-- PROBLEM DESCRIPTION --
Records follow. Pull out every line that contains "Charge".

(Collected data)
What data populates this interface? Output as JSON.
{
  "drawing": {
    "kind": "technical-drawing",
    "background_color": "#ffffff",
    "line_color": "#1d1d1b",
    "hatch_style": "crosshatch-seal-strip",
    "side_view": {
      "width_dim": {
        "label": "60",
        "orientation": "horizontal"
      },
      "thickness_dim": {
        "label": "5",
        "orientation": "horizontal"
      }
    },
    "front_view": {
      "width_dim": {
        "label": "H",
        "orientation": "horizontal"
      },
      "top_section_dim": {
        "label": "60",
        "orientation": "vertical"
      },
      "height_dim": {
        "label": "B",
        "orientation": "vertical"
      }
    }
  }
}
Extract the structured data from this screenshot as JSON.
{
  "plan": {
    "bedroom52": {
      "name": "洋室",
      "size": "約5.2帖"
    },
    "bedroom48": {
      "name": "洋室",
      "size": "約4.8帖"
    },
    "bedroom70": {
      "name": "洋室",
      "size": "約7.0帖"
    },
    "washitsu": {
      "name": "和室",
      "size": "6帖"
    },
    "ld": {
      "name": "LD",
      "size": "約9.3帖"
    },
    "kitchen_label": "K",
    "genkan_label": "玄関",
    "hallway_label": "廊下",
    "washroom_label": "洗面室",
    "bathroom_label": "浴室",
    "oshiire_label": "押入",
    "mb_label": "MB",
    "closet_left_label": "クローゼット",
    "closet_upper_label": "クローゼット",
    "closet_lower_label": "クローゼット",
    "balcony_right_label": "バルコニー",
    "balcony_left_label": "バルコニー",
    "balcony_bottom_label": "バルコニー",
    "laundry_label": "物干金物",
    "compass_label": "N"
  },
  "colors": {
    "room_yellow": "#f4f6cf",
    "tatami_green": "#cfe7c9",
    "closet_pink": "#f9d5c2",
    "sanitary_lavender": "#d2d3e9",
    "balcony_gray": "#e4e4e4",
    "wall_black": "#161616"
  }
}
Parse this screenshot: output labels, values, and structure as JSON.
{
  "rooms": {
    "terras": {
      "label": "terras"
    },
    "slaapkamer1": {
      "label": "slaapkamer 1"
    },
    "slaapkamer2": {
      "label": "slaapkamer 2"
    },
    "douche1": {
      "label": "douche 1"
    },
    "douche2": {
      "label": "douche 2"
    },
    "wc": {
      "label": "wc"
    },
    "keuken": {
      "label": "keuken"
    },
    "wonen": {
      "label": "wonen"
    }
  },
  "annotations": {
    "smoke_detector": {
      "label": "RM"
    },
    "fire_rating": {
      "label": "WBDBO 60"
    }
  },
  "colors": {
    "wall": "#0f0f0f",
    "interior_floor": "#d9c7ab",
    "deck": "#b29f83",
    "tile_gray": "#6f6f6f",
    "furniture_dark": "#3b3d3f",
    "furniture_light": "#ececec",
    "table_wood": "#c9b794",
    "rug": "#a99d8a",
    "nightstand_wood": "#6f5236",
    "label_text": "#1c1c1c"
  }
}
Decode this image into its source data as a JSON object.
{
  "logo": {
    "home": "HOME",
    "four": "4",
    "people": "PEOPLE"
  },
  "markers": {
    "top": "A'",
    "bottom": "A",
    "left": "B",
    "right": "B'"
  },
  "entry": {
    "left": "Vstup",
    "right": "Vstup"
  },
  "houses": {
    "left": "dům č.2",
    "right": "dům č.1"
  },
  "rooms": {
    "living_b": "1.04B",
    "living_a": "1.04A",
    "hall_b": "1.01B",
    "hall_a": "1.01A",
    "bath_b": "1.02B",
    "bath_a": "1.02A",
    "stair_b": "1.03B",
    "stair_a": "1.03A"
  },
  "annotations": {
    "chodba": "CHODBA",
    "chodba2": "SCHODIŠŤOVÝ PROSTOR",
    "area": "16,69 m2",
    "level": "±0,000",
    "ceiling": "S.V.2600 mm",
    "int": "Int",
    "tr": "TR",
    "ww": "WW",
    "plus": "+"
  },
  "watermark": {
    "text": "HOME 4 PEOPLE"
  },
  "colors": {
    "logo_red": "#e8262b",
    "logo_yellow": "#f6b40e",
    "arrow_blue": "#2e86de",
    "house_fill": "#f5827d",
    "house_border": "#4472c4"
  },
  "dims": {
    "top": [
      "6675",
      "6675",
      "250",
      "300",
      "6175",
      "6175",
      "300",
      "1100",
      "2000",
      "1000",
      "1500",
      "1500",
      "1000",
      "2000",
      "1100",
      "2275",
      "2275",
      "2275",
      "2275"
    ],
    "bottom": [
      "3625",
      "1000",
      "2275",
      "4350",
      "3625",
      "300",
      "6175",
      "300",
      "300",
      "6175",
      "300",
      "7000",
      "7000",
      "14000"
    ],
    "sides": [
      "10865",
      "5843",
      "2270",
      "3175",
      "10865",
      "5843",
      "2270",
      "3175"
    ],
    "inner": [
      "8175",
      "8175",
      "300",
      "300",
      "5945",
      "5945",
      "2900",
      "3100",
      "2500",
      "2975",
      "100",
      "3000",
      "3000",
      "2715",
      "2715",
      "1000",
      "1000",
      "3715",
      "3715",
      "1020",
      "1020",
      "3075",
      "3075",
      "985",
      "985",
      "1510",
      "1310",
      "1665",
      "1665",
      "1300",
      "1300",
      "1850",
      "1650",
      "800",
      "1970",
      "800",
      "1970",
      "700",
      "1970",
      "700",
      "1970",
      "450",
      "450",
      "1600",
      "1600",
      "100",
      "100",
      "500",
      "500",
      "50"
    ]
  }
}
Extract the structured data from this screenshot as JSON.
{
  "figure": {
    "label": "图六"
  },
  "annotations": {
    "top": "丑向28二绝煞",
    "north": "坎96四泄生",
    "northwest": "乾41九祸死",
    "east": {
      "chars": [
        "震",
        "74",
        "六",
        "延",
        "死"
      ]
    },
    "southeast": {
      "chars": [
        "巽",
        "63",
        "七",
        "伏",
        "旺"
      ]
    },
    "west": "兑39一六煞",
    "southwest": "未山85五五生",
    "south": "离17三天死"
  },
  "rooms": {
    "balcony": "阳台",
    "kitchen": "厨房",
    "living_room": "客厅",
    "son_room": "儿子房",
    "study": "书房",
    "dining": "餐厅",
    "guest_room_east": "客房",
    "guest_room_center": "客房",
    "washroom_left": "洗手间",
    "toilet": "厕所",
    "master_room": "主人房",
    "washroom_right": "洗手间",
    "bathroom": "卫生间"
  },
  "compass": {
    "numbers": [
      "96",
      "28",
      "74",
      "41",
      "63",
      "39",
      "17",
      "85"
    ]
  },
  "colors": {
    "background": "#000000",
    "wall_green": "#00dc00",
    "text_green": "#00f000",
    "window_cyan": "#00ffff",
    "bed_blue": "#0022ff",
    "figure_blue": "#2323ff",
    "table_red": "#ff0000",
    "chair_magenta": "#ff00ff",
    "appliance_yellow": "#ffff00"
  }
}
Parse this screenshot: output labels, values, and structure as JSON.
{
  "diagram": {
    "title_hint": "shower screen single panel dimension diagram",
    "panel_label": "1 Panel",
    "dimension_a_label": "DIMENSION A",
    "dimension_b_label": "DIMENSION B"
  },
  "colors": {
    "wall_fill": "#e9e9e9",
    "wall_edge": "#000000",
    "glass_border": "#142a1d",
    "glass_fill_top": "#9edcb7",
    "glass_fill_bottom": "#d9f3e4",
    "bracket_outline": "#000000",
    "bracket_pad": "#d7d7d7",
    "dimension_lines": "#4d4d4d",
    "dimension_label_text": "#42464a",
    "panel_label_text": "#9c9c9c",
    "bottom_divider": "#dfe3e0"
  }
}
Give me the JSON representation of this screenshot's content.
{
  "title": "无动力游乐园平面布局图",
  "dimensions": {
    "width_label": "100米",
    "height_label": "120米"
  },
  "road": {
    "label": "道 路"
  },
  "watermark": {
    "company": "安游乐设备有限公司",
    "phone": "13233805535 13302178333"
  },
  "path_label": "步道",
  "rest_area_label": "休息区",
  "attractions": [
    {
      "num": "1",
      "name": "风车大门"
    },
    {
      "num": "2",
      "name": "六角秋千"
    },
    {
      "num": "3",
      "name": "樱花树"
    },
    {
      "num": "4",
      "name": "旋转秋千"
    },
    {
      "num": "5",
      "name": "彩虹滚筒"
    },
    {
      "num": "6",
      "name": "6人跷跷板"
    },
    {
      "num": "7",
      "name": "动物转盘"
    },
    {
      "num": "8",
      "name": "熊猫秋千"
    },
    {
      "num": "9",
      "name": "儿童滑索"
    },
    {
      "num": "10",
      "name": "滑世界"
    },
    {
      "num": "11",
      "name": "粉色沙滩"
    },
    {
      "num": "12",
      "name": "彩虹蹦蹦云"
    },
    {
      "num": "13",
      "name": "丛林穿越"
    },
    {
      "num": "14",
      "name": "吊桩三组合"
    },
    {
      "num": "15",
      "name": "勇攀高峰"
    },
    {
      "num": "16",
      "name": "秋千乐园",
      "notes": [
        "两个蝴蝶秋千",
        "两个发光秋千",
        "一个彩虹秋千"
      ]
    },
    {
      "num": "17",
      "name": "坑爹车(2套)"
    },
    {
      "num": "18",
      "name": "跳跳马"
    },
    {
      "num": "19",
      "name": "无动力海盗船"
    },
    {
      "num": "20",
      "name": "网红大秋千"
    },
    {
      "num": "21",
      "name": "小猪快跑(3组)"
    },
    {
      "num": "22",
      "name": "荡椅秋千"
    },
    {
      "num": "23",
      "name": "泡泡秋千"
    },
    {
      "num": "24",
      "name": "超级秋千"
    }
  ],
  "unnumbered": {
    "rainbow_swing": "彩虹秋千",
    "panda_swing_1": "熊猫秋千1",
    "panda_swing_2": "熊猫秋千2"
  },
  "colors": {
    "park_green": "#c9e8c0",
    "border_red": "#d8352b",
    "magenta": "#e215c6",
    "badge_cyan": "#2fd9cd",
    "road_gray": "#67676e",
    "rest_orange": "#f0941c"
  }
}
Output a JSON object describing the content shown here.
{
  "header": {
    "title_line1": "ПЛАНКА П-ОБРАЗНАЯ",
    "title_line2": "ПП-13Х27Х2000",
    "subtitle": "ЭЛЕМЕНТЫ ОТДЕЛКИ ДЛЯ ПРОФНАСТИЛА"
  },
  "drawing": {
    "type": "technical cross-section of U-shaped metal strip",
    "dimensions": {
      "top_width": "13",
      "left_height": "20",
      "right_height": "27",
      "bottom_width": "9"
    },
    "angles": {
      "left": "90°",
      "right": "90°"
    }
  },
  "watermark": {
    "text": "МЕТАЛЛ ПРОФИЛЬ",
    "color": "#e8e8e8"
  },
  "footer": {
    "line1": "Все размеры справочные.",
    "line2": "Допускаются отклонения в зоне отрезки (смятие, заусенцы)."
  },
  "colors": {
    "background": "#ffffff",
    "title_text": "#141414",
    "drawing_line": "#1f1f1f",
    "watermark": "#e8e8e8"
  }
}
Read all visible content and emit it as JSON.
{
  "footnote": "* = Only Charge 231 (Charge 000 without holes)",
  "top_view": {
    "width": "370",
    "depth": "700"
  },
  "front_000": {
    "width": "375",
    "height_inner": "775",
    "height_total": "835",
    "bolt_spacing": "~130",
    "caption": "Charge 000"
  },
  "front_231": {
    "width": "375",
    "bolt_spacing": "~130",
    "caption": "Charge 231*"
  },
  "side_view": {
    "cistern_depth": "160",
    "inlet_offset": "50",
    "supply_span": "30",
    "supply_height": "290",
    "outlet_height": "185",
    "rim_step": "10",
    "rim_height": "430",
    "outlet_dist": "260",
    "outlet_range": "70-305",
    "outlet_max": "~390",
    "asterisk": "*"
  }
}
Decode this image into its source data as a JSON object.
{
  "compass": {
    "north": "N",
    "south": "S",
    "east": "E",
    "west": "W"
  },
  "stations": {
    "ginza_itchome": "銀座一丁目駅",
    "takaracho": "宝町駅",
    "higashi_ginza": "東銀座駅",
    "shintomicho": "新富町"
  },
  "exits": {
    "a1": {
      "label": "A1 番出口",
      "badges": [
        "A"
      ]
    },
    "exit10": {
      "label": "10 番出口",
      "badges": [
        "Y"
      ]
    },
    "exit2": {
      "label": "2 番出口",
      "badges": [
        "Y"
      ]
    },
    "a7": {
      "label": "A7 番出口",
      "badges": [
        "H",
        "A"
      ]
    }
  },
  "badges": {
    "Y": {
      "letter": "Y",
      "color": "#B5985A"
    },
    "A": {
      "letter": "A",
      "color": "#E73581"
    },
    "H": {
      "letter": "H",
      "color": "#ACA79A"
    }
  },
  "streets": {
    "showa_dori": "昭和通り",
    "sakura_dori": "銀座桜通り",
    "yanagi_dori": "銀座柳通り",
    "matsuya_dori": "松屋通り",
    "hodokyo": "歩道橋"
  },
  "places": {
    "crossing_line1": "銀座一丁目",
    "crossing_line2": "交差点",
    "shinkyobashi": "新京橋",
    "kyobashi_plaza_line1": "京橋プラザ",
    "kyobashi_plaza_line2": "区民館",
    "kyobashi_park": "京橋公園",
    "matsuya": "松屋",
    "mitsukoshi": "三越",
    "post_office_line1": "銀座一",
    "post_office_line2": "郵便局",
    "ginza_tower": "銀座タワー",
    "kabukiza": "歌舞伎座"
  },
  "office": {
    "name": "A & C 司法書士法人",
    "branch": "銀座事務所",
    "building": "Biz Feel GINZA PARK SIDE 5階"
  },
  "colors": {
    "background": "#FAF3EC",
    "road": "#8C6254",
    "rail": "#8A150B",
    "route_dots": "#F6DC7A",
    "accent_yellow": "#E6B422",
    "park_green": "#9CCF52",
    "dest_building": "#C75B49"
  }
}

-- SOLUTION FOR THIS EXERCISE --
  "footnote": "* = Only Charge 231 (Charge 000 without holes)",
    "caption": "Charge 000"
    "caption": "Charge 231*"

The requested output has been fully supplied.